Given exercise
Lay out each line of the items below as a numbered list, skipping any blank lines.

Supplied records
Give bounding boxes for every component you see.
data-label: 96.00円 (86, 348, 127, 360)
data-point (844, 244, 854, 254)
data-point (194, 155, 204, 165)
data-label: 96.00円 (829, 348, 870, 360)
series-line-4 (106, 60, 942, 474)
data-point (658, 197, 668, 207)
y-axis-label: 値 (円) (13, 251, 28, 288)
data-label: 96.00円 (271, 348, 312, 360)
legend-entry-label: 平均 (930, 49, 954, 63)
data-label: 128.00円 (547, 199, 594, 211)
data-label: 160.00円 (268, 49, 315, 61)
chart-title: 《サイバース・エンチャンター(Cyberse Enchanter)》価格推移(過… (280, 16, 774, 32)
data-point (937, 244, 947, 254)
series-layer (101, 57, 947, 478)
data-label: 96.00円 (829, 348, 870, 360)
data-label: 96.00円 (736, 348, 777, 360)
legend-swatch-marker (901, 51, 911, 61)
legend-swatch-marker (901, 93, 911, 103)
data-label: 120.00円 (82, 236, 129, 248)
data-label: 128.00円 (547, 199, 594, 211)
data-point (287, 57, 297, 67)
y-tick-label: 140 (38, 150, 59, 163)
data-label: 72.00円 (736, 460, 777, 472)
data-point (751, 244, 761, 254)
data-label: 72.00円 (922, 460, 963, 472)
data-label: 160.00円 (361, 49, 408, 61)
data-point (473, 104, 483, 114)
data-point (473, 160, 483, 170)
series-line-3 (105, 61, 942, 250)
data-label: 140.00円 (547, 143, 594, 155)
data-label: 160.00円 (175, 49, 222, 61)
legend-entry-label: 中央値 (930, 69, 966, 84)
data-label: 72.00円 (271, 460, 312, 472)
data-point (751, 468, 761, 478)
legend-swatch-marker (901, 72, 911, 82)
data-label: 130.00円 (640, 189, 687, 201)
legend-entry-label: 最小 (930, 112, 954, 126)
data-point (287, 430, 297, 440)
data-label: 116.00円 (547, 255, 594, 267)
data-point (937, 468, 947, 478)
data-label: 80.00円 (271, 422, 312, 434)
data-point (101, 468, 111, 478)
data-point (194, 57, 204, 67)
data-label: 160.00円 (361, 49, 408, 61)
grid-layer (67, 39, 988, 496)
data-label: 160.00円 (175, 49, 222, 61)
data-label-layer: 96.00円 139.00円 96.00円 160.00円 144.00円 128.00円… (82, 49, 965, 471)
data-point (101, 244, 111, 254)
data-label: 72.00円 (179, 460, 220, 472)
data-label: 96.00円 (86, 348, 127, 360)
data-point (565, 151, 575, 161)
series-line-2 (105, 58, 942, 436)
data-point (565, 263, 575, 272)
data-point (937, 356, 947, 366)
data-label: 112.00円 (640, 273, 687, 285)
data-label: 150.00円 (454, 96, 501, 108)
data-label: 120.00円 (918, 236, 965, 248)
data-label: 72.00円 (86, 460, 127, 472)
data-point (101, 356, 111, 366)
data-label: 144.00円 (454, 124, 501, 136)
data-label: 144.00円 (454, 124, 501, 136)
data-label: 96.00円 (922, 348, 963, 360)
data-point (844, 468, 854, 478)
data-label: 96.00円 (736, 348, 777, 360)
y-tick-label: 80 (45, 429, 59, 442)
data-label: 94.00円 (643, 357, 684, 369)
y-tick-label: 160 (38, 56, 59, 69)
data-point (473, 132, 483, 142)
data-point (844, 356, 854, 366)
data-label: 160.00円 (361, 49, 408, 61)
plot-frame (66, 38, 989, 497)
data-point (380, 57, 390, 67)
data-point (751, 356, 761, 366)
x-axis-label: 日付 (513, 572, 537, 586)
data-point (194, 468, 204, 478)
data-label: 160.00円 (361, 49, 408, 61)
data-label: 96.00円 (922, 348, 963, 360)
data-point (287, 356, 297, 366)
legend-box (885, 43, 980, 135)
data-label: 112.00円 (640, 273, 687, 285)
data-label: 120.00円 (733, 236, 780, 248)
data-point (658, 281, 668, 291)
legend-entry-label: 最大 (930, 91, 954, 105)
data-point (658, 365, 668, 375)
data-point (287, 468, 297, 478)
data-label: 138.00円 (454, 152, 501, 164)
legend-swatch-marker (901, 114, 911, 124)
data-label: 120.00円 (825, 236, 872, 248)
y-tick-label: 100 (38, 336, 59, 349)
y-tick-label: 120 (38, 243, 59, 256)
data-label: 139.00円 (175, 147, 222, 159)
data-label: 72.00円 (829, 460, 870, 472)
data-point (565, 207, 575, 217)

Answer to the task
1. Give bounding boxes for every component you see.
2. data-label: 96.00円 (86, 348, 127, 360)
3. data-point (844, 244, 854, 254)
4. data-point (194, 155, 204, 165)
5. data-label: 96.00円 (829, 348, 870, 360)
6. series-line-4 (106, 60, 942, 474)
7. data-point (658, 197, 668, 207)
8. y-axis-label: 値 (円) (13, 251, 28, 288)
9. data-label: 96.00円 (271, 348, 312, 360)
10. legend-entry-label: 平均 (930, 49, 954, 63)
11. data-label: 128.00円 (547, 199, 594, 211)
12. data-label: 160.00円 (268, 49, 315, 61)
13. chart-title: 《サイバース・エンチャンター(Cyberse Enchanter)》価格推移(過… (280, 16, 774, 32)
14. data-point (937, 244, 947, 254)
15. series-layer (101, 57, 947, 478)
16. data-label: 96.00円 (829, 348, 870, 360)
17. data-label: 96.00円 (736, 348, 777, 360)
18. legend-swatch-marker (901, 51, 911, 61)
19. legend-swatch-marker (901, 93, 911, 103)
20. data-label: 120.00円 (82, 236, 129, 248)
21. data-label: 128.00円 (547, 199, 594, 211)
22. data-point (287, 57, 297, 67)
23. y-tick-label: 140 (38, 150, 59, 163)
24. data-label: 72.00円 (736, 460, 777, 472)
25. data-point (751, 244, 761, 254)
26. data-label: 72.00円 (922, 460, 963, 472)
27. data-label: 160.00円 (361, 49, 408, 61)
28. data-point (473, 104, 483, 114)
29. data-point (473, 160, 483, 170)
30. series-line-3 (105, 61, 942, 250)
31. data-label: 140.00円 (547, 143, 594, 155)
32. data-label: 160.00円 (175, 49, 222, 61)
33. legend-entry-label: 中央値 (930, 69, 966, 84)
34. data-label: 72.00円 (271, 460, 312, 472)
35. data-point (751, 468, 761, 478)
36. legend-swatch-marker (901, 72, 911, 82)
37. data-label: 130.00円 (640, 189, 687, 201)
38. legend-entry-label: 最小 (930, 112, 954, 126)
39. data-point (287, 430, 297, 440)
40. data-label: 116.00円 (547, 255, 594, 267)
41. data-point (937, 468, 947, 478)
42. data-label: 80.00円 (271, 422, 312, 434)
43. data-point (101, 468, 111, 478)
44. data-point (194, 57, 204, 67)
45. data-label: 160.00円 (361, 49, 408, 61)
46. grid-layer (67, 39, 988, 496)
47. data-label: 160.00円 (175, 49, 222, 61)
48. data-label-layer: 96.00円 139.00円 96.00円 160.00円 144.00円 128.00円… (82, 49, 965, 471)
49. data-point (101, 244, 111, 254)
50. data-label: 72.00円 (179, 460, 220, 472)
51. data-label: 96.00円 (86, 348, 127, 360)
52. data-point (565, 151, 575, 161)
53. series-line-2 (105, 58, 942, 436)
54. data-point (565, 263, 575, 272)
55. data-point (937, 356, 947, 366)
56. data-label: 112.00円 (640, 273, 687, 285)
57. data-label: 150.00円 (454, 96, 501, 108)
58. data-label: 120.00円 (918, 236, 965, 248)
59. data-label: 72.00円 (86, 460, 127, 472)
60. data-point (101, 356, 111, 366)
61. data-label: 144.00円 (454, 124, 501, 136)
62. data-label: 144.00円 (454, 124, 501, 136)
63. data-label: 96.00円 (922, 348, 963, 360)
64. data-point (844, 468, 854, 478)
65. data-label: 96.00円 (736, 348, 777, 360)
66. y-tick-label: 80 (45, 429, 59, 442)
67. data-label: 94.00円 (643, 357, 684, 369)
68. y-tick-label: 160 (38, 56, 59, 69)
69. data-point (473, 132, 483, 142)
70. data-point (844, 356, 854, 366)
71. data-label: 160.00円 (361, 49, 408, 61)
72. plot-frame (66, 38, 989, 497)
73. data-point (380, 57, 390, 67)
74. data-point (751, 356, 761, 366)
75. x-axis-label: 日付 (513, 572, 537, 586)
76. data-point (194, 468, 204, 478)
77. data-label: 160.00円 (361, 49, 408, 61)
78. data-label: 96.00円 (922, 348, 963, 360)
79. data-point (287, 356, 297, 366)
80. legend-box (885, 43, 980, 135)
81. data-label: 112.00円 (640, 273, 687, 285)
82. data-label: 120.00円 (733, 236, 780, 248)
83. data-point (658, 281, 668, 291)
84. legend-entry-label: 最大 (930, 91, 954, 105)
85. data-point (658, 365, 668, 375)
86. data-point (287, 468, 297, 478)
87. data-label: 138.00円 (454, 152, 501, 164)
88. legend-swatch-marker (901, 114, 911, 124)
89. data-label: 120.00円 (825, 236, 872, 248)
90. y-tick-label: 100 (38, 336, 59, 349)
91. y-tick-label: 120 (38, 243, 59, 256)
92. data-label: 139.00円 (175, 147, 222, 159)
93. data-label: 72.00円 (829, 460, 870, 472)
94. data-point (565, 207, 575, 217)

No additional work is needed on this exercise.